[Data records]
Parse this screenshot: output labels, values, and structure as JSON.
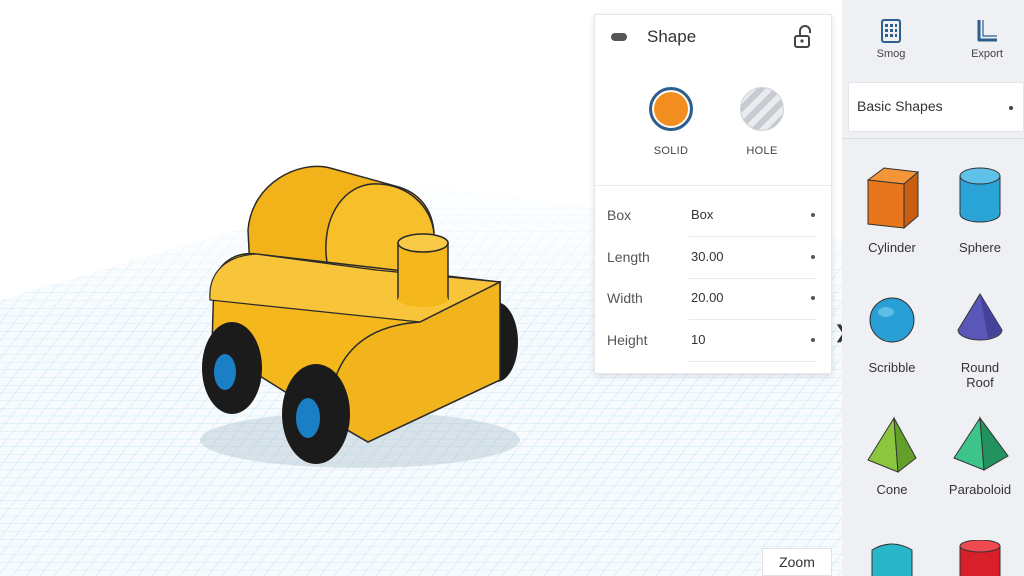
{
  "inspector": {
    "title": "Shape",
    "modes": [
      {
        "label": "SOLID",
        "selected": true,
        "color": "#f28d1f"
      },
      {
        "label": "HOLE",
        "selected": false
      }
    ],
    "properties": [
      {
        "label": "Box",
        "value": "Box"
      },
      {
        "label": "Length",
        "value": "30.00"
      },
      {
        "label": "Width",
        "value": "20.00"
      },
      {
        "label": "Height",
        "value": "10"
      }
    ]
  },
  "sidebar": {
    "top_buttons": [
      {
        "label": "Smog",
        "icon": "grid-panel-icon"
      },
      {
        "label": "Export",
        "icon": "l-ruler-icon"
      }
    ],
    "category": "Basic Shapes",
    "shapes": [
      {
        "label": "Cylinder",
        "icon": "orange-box-icon",
        "color": "#e8761c"
      },
      {
        "label": "Sphere",
        "icon": "blue-cylinder-icon",
        "color": "#2aa3d6"
      },
      {
        "label": "Scribble",
        "icon": "blue-sphere-icon",
        "color": "#2a9fd6"
      },
      {
        "label": "Round\nRoof",
        "icon": "purple-cone-icon",
        "color": "#5a57b8"
      },
      {
        "label": "Cone",
        "icon": "green-pyramid-icon",
        "color": "#7cb83a"
      },
      {
        "label": "Paraboloid",
        "icon": "teal-pyramid-icon",
        "color": "#2fb27a"
      },
      {
        "label": "",
        "icon": "teal-shape-icon",
        "color": "#2ab6c9"
      },
      {
        "label": "",
        "icon": "red-shape-icon",
        "color": "#d8202a"
      }
    ]
  },
  "side_arrow": "❯",
  "zoom": {
    "label": "Zoom"
  },
  "scene": {
    "object": "yellow-toy-car",
    "body_color": "#f5b81c",
    "wheel_color": "#1b1b1b",
    "hub_color": "#1a7fc4",
    "grid_color": "#bfe3f5"
  }
}
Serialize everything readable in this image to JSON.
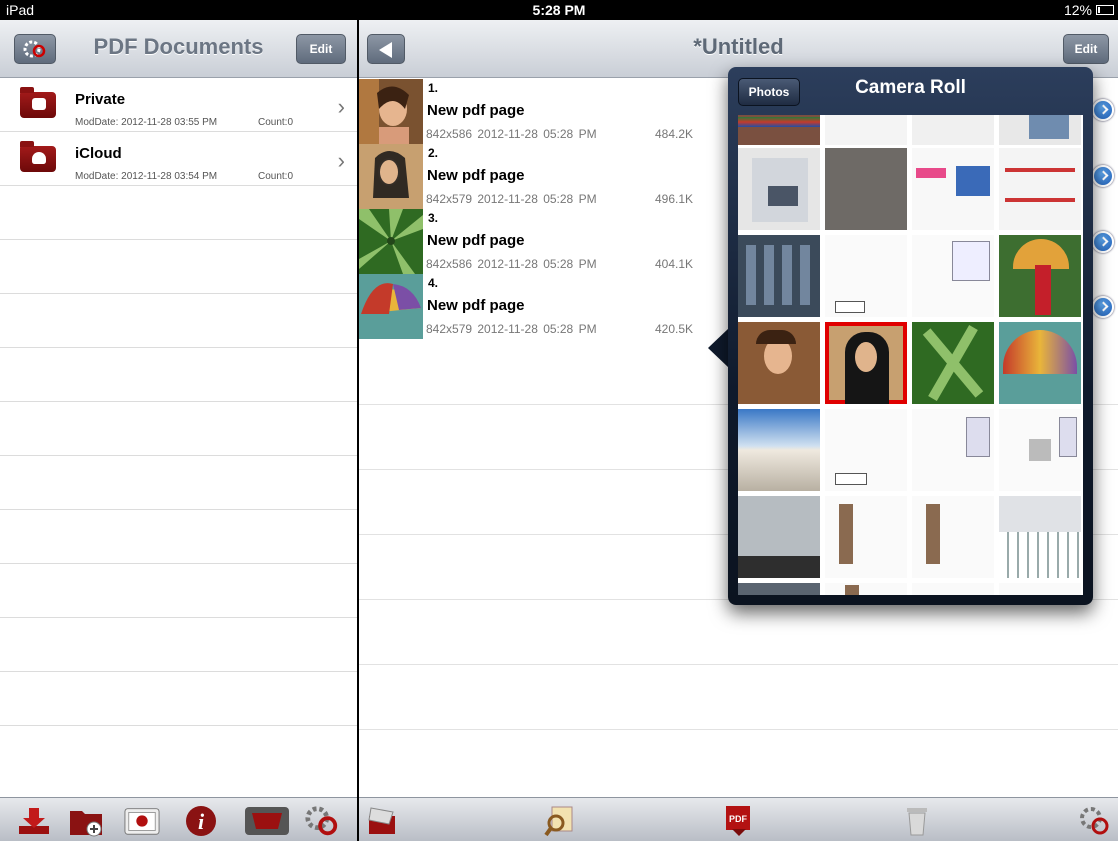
{
  "status_bar": {
    "carrier": "iPad",
    "time": "5:28 PM",
    "battery": "12%"
  },
  "left_pane": {
    "title": "PDF Documents",
    "edit_label": "Edit",
    "folders": [
      {
        "name": "Private",
        "moddate": "ModDate: 2012-11-28 03:55 PM",
        "count": "Count:0"
      },
      {
        "name": "iCloud",
        "moddate": "ModDate: 2012-11-28 03:54 PM",
        "count": "Count:0"
      }
    ]
  },
  "right_pane": {
    "title": "*Untitled",
    "edit_label": "Edit",
    "pages": [
      {
        "num": "1.",
        "name": "New pdf page",
        "meta": "842x586  2012-11-28 05:28 PM",
        "size": "484.2K"
      },
      {
        "num": "2.",
        "name": "New pdf page",
        "meta": "842x579  2012-11-28 05:28 PM",
        "size": "496.1K"
      },
      {
        "num": "3.",
        "name": "New pdf page",
        "meta": "842x586  2012-11-28 05:28 PM",
        "size": "404.1K"
      },
      {
        "num": "4.",
        "name": "New pdf page",
        "meta": "842x579  2012-11-28 05:28 PM",
        "size": "420.5K"
      }
    ]
  },
  "popover": {
    "title": "Camera Roll",
    "back_label": "Photos"
  },
  "colors": {
    "accent_blue": "#1f5cb4",
    "folder_red": "#8a1212",
    "selected_outline": "#e00000"
  }
}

Stated problem: From the data, pick out every line that includes "teal".

The answer:
        "icon": "teal-pyramid-icon",
        "icon": "teal-shape-icon",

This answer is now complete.